• _Work to be completed_: Write out the data below exactly as given, without any of its pictures.

Stored data entries
# # # # #

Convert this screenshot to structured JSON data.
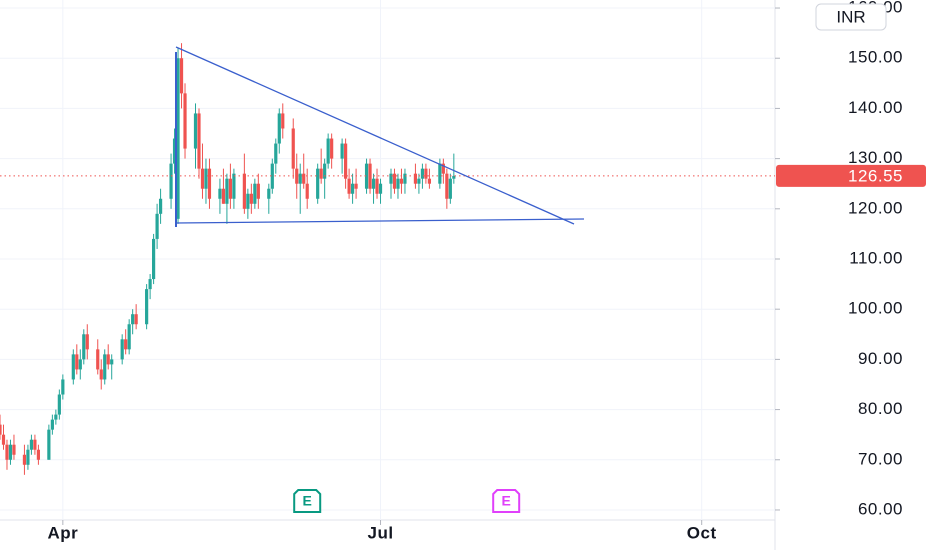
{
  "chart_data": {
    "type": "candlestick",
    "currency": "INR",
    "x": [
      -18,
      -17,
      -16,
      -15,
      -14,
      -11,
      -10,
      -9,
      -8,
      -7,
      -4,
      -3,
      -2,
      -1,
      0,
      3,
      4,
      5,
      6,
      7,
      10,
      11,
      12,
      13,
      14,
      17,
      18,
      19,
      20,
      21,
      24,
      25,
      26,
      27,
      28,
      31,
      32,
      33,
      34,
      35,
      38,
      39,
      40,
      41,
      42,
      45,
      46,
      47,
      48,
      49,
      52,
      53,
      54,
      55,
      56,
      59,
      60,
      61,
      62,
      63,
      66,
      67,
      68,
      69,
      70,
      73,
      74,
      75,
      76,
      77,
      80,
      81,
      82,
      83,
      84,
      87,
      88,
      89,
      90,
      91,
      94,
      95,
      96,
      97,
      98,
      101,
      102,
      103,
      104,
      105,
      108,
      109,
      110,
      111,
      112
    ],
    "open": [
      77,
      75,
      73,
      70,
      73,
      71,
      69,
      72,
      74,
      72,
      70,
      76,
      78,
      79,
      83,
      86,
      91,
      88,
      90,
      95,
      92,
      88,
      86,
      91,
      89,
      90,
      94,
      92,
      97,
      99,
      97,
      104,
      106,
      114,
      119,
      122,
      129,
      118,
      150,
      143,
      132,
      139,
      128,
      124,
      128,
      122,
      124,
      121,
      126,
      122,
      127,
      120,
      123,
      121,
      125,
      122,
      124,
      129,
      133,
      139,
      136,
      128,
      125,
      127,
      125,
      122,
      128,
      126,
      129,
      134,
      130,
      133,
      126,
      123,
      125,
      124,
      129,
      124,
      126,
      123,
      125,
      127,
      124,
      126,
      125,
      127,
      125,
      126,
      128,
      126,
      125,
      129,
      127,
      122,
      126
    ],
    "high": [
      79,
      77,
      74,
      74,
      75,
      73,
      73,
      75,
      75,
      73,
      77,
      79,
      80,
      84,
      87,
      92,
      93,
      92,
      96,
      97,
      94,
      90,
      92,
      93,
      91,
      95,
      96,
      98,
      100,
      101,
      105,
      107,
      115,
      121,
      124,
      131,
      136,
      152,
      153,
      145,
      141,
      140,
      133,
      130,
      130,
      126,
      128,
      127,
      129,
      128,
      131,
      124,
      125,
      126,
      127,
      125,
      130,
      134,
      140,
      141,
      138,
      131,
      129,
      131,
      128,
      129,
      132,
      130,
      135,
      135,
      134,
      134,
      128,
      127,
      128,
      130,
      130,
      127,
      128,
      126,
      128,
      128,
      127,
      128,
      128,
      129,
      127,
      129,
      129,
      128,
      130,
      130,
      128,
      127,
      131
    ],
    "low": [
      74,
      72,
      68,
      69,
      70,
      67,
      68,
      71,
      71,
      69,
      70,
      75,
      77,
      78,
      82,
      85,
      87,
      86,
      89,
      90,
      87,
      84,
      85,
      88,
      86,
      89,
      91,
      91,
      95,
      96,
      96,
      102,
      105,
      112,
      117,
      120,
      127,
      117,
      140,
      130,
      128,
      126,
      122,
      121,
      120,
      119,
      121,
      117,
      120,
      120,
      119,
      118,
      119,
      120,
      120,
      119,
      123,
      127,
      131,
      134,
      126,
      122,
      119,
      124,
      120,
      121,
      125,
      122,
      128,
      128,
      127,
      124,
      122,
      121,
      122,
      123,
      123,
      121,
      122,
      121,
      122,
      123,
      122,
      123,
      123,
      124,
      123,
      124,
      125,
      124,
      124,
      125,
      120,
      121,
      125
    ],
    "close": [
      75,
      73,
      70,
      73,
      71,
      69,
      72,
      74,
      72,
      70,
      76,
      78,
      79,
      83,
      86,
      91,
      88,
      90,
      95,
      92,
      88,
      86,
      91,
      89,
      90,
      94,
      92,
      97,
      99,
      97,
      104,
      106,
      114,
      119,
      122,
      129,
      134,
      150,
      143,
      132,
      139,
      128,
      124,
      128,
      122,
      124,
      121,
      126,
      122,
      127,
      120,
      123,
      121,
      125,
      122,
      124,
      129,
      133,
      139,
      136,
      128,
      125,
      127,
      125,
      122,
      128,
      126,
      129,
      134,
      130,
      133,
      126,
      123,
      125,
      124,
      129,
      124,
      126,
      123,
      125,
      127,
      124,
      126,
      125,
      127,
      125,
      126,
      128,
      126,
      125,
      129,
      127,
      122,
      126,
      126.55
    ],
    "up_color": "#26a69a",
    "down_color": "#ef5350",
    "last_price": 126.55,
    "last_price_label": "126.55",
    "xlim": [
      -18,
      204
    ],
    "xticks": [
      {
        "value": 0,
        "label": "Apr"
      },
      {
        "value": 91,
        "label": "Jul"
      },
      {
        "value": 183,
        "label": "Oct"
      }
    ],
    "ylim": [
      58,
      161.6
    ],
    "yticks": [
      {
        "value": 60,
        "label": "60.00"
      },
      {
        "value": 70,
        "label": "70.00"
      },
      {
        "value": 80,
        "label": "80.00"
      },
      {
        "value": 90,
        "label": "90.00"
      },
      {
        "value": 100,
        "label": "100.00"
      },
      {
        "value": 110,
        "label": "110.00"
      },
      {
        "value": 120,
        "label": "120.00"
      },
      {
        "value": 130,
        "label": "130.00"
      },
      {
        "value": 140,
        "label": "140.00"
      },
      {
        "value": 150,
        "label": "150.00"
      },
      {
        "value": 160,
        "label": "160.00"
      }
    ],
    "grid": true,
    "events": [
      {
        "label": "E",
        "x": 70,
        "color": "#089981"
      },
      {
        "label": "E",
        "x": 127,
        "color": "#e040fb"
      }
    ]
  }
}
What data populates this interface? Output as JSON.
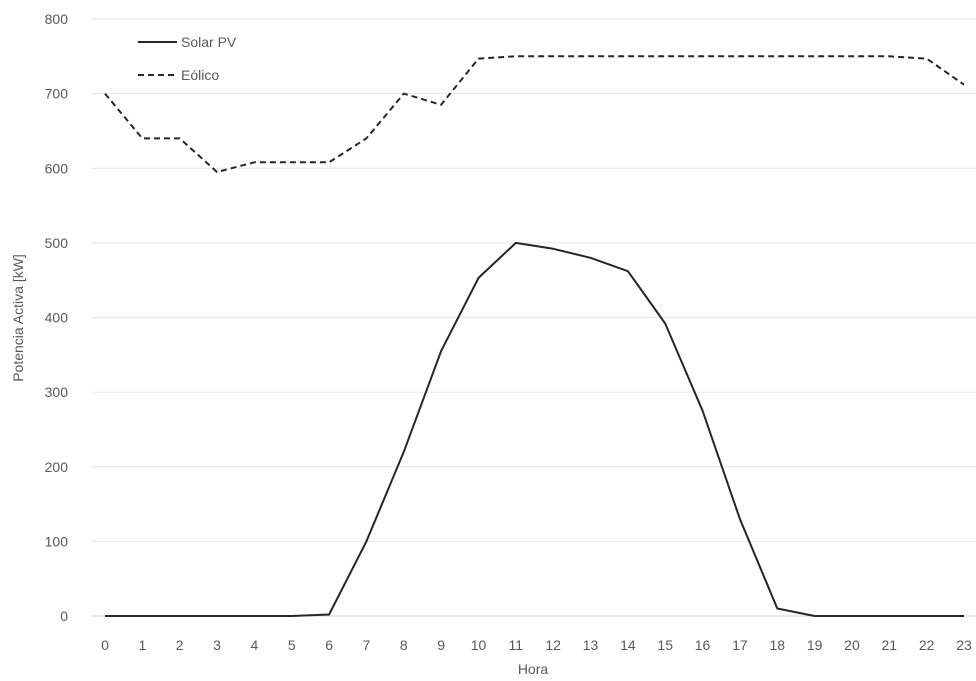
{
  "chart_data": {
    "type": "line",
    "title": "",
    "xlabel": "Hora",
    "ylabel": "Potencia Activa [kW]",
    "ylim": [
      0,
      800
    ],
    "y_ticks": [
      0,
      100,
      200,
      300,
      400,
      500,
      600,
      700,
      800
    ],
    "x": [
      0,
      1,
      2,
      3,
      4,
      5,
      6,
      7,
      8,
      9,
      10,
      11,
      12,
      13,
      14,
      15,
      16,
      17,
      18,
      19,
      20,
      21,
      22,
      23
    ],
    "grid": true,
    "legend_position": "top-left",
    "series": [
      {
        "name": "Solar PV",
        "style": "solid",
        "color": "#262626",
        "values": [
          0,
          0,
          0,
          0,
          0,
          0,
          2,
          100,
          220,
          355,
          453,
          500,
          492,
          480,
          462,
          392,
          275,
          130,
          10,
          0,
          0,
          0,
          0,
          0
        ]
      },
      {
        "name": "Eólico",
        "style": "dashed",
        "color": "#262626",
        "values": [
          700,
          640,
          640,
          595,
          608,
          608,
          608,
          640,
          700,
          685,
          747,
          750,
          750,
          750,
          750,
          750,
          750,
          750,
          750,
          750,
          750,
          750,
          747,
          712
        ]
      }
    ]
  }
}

# # # # #

• _Solution for this exercise_:
Convert this screenshot to structured JSON data.
{
  "chart_data": {
    "type": "candlestick",
    "currency": "INR",
    "x": [
      -18,
      -17,
      -16,
      -15,
      -14,
      -11,
      -10,
      -9,
      -8,
      -7,
      -4,
      -3,
      -2,
      -1,
      0,
      3,
      4,
      5,
      6,
      7,
      10,
      11,
      12,
      13,
      14,
      17,
      18,
      19,
      20,
      21,
      24,
      25,
      26,
      27,
      28,
      31,
      32,
      33,
      34,
      35,
      38,
      39,
      40,
      41,
      42,
      45,
      46,
      47,
      48,
      49,
      52,
      53,
      54,
      55,
      56,
      59,
      60,
      61,
      62,
      63,
      66,
      67,
      68,
      69,
      70,
      73,
      74,
      75,
      76,
      77,
      80,
      81,
      82,
      83,
      84,
      87,
      88,
      89,
      90,
      91,
      94,
      95,
      96,
      97,
      98,
      101,
      102,
      103,
      104,
      105,
      108,
      109,
      110,
      111,
      112
    ],
    "open": [
      77,
      75,
      73,
      70,
      73,
      71,
      69,
      72,
      74,
      72,
      70,
      76,
      78,
      79,
      83,
      86,
      91,
      88,
      90,
      95,
      92,
      88,
      86,
      91,
      89,
      90,
      94,
      92,
      97,
      99,
      97,
      104,
      106,
      114,
      119,
      122,
      129,
      118,
      150,
      143,
      132,
      139,
      128,
      124,
      128,
      122,
      124,
      121,
      126,
      122,
      127,
      120,
      123,
      121,
      125,
      122,
      124,
      129,
      133,
      139,
      136,
      128,
      125,
      127,
      125,
      122,
      128,
      126,
      129,
      134,
      130,
      133,
      126,
      123,
      125,
      124,
      129,
      124,
      126,
      123,
      125,
      127,
      124,
      126,
      125,
      127,
      125,
      126,
      128,
      126,
      125,
      129,
      127,
      122,
      126
    ],
    "high": [
      79,
      77,
      74,
      74,
      75,
      73,
      73,
      75,
      75,
      73,
      77,
      79,
      80,
      84,
      87,
      92,
      93,
      92,
      96,
      97,
      94,
      90,
      92,
      93,
      91,
      95,
      96,
      98,
      100,
      101,
      105,
      107,
      115,
      121,
      124,
      131,
      136,
      152,
      153,
      145,
      141,
      140,
      133,
      130,
      130,
      126,
      128,
      127,
      129,
      128,
      131,
      124,
      125,
      126,
      127,
      125,
      130,
      134,
      140,
      141,
      138,
      131,
      129,
      131,
      128,
      129,
      132,
      130,
      135,
      135,
      134,
      134,
      128,
      127,
      128,
      130,
      130,
      127,
      128,
      126,
      128,
      128,
      127,
      128,
      128,
      129,
      127,
      129,
      129,
      128,
      130,
      130,
      128,
      127,
      131
    ],
    "low": [
      74,
      72,
      68,
      69,
      70,
      67,
      68,
      71,
      71,
      69,
      70,
      75,
      77,
      78,
      82,
      85,
      87,
      86,
      89,
      90,
      87,
      84,
      85,
      88,
      86,
      89,
      91,
      91,
      95,
      96,
      96,
      102,
      105,
      112,
      117,
      120,
      127,
      117,
      140,
      130,
      128,
      126,
      122,
      121,
      120,
      119,
      121,
      117,
      120,
      120,
      119,
      118,
      119,
      120,
      120,
      119,
      123,
      127,
      131,
      134,
      126,
      122,
      119,
      124,
      120,
      121,
      125,
      122,
      128,
      128,
      127,
      124,
      122,
      121,
      122,
      123,
      123,
      121,
      122,
      121,
      122,
      123,
      122,
      123,
      123,
      124,
      123,
      124,
      125,
      124,
      124,
      125,
      120,
      121,
      125
    ],
    "close": [
      75,
      73,
      70,
      73,
      71,
      69,
      72,
      74,
      72,
      70,
      76,
      78,
      79,
      83,
      86,
      91,
      88,
      90,
      95,
      92,
      88,
      86,
      91,
      89,
      90,
      94,
      92,
      97,
      99,
      97,
      104,
      106,
      114,
      119,
      122,
      129,
      134,
      150,
      143,
      132,
      139,
      128,
      124,
      128,
      122,
      124,
      121,
      126,
      122,
      127,
      120,
      123,
      121,
      125,
      122,
      124,
      129,
      133,
      139,
      136,
      128,
      125,
      127,
      125,
      122,
      128,
      126,
      129,
      134,
      130,
      133,
      126,
      123,
      125,
      124,
      129,
      124,
      126,
      123,
      125,
      127,
      124,
      126,
      125,
      127,
      125,
      126,
      128,
      126,
      125,
      129,
      127,
      122,
      126,
      126.55
    ],
    "up_color": "#26a69a",
    "down_color": "#ef5350",
    "last_price": 126.55,
    "last_price_label": "126.55",
    "xlim": [
      -18,
      204
    ],
    "xticks": [
      {
        "value": 0,
        "label": "Apr"
      },
      {
        "value": 91,
        "label": "Jul"
      },
      {
        "value": 183,
        "label": "Oct"
      }
    ],
    "ylim": [
      58,
      161.6
    ],
    "yticks": [
      {
        "value": 60,
        "label": "60.00"
      },
      {
        "value": 70,
        "label": "70.00"
      },
      {
        "value": 80,
        "label": "80.00"
      },
      {
        "value": 90,
        "label": "90.00"
      },
      {
        "value": 100,
        "label": "100.00"
      },
      {
        "value": 110,
        "label": "110.00"
      },
      {
        "value": 120,
        "label": "120.00"
      },
      {
        "value": 130,
        "label": "130.00"
      },
      {
        "value": 140,
        "label": "140.00"
      },
      {
        "value": 150,
        "label": "150.00"
      },
      {
        "value": 160,
        "label": "160.00"
      }
    ],
    "grid": true,
    "events": [
      {
        "label": "E",
        "x": 70,
        "color": "#089981"
      },
      {
        "label": "E",
        "x": 127,
        "color": "#e040fb"
      }
    ]
  }
}
What data populates this interface? Output as JSON.
{
  "chart_data": {
    "type": "line",
    "title": "",
    "xlabel": "Hora",
    "ylabel": "Potencia Activa [kW]",
    "ylim": [
      0,
      800
    ],
    "y_ticks": [
      0,
      100,
      200,
      300,
      400,
      500,
      600,
      700,
      800
    ],
    "x": [
      0,
      1,
      2,
      3,
      4,
      5,
      6,
      7,
      8,
      9,
      10,
      11,
      12,
      13,
      14,
      15,
      16,
      17,
      18,
      19,
      20,
      21,
      22,
      23
    ],
    "grid": true,
    "legend_position": "top-left",
    "series": [
      {
        "name": "Solar PV",
        "style": "solid",
        "color": "#262626",
        "values": [
          0,
          0,
          0,
          0,
          0,
          0,
          2,
          100,
          220,
          355,
          453,
          500,
          492,
          480,
          462,
          392,
          275,
          130,
          10,
          0,
          0,
          0,
          0,
          0
        ]
      },
      {
        "name": "Eólico",
        "style": "dashed",
        "color": "#262626",
        "values": [
          700,
          640,
          640,
          595,
          608,
          608,
          608,
          640,
          700,
          685,
          747,
          750,
          750,
          750,
          750,
          750,
          750,
          750,
          750,
          750,
          750,
          750,
          747,
          712
        ]
      }
    ]
  }
}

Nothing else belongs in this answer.